Copy out the entries exactly, from the first line to the last.
Provided records start
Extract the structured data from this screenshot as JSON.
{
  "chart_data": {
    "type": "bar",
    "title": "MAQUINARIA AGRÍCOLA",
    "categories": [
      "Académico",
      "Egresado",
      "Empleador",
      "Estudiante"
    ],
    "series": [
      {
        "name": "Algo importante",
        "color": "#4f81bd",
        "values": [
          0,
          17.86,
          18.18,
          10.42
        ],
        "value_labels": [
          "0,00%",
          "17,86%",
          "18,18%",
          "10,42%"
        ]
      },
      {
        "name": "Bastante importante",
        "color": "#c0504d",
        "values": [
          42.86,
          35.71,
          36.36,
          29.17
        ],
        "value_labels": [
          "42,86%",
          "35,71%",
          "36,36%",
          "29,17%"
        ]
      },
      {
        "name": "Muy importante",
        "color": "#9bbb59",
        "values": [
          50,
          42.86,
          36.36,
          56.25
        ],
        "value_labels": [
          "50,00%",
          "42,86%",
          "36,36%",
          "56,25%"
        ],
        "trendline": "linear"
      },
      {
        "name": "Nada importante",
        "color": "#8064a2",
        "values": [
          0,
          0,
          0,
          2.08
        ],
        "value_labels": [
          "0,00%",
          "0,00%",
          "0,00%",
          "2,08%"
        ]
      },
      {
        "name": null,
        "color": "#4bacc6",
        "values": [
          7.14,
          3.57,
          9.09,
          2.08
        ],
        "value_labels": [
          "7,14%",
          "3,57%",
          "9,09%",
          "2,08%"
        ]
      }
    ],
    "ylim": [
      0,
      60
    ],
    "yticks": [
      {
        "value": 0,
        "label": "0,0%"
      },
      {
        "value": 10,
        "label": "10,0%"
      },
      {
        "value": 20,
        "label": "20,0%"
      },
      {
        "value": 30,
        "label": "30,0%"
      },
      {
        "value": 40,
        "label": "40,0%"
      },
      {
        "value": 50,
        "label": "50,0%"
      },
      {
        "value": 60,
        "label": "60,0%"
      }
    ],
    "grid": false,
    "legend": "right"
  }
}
Provided records end
▶ **Result of the exercise**:
Extract the structured data from this screenshot as JSON.
{
  "chart_data": {
    "type": "bar",
    "title": "MAQUINARIA AGRÍCOLA",
    "categories": [
      "Académico",
      "Egresado",
      "Empleador",
      "Estudiante"
    ],
    "series": [
      {
        "name": "Algo importante",
        "color": "#4f81bd",
        "values": [
          0,
          17.86,
          18.18,
          10.42
        ],
        "value_labels": [
          "0,00%",
          "17,86%",
          "18,18%",
          "10,42%"
        ]
      },
      {
        "name": "Bastante importante",
        "color": "#c0504d",
        "values": [
          42.86,
          35.71,
          36.36,
          29.17
        ],
        "value_labels": [
          "42,86%",
          "35,71%",
          "36,36%",
          "29,17%"
        ]
      },
      {
        "name": "Muy importante",
        "color": "#9bbb59",
        "values": [
          50,
          42.86,
          36.36,
          56.25
        ],
        "value_labels": [
          "50,00%",
          "42,86%",
          "36,36%",
          "56,25%"
        ],
        "trendline": "linear"
      },
      {
        "name": "Nada importante",
        "color": "#8064a2",
        "values": [
          0,
          0,
          0,
          2.08
        ],
        "value_labels": [
          "0,00%",
          "0,00%",
          "0,00%",
          "2,08%"
        ]
      },
      {
        "name": null,
        "color": "#4bacc6",
        "values": [
          7.14,
          3.57,
          9.09,
          2.08
        ],
        "value_labels": [
          "7,14%",
          "3,57%",
          "9,09%",
          "2,08%"
        ]
      }
    ],
    "ylim": [
      0,
      60
    ],
    "yticks": [
      {
        "value": 0,
        "label": "0,0%"
      },
      {
        "value": 10,
        "label": "10,0%"
      },
      {
        "value": 20,
        "label": "20,0%"
      },
      {
        "value": 30,
        "label": "30,0%"
      },
      {
        "value": 40,
        "label": "40,0%"
      },
      {
        "value": 50,
        "label": "50,0%"
      },
      {
        "value": 60,
        "label": "60,0%"
      }
    ],
    "grid": false,
    "legend": "right"
  }
}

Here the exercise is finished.